Materials provided =
========================================================================

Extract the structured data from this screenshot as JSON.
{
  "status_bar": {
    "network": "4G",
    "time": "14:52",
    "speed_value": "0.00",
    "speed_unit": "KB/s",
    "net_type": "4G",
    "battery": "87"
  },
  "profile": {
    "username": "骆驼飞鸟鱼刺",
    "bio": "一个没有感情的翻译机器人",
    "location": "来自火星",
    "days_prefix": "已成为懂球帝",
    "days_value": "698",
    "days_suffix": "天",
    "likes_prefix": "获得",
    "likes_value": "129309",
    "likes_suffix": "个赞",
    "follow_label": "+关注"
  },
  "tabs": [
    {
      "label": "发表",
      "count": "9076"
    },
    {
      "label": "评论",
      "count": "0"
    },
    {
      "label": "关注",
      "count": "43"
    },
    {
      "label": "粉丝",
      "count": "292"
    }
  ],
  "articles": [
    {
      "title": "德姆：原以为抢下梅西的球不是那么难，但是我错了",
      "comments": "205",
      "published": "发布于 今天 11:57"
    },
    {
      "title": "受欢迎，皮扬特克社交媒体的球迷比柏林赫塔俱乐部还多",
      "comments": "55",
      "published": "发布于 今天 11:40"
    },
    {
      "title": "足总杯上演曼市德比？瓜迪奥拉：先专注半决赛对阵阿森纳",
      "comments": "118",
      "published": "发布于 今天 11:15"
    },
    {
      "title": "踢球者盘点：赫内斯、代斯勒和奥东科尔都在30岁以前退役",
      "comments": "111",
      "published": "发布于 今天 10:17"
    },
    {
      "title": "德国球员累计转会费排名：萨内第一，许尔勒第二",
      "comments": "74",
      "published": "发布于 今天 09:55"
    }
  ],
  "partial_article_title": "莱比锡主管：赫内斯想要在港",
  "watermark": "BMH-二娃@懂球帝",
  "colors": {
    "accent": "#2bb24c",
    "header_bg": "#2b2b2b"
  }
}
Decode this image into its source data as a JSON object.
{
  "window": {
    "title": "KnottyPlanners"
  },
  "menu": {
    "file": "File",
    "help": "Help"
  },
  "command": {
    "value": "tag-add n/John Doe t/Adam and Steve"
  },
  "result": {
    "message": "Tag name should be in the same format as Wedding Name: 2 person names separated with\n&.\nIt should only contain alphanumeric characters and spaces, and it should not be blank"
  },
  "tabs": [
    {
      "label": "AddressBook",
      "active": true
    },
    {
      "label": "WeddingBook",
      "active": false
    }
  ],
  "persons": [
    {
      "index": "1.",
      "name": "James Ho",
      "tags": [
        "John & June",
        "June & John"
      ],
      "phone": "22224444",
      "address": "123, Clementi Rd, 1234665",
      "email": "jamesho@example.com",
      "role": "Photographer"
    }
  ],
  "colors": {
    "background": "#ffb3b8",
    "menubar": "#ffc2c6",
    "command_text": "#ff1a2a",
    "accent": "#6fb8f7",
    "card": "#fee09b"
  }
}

========================================================================

Exercise objective = Give the number of lines in the records that contain the string "this", and nothing besides.

Reply to the task = 2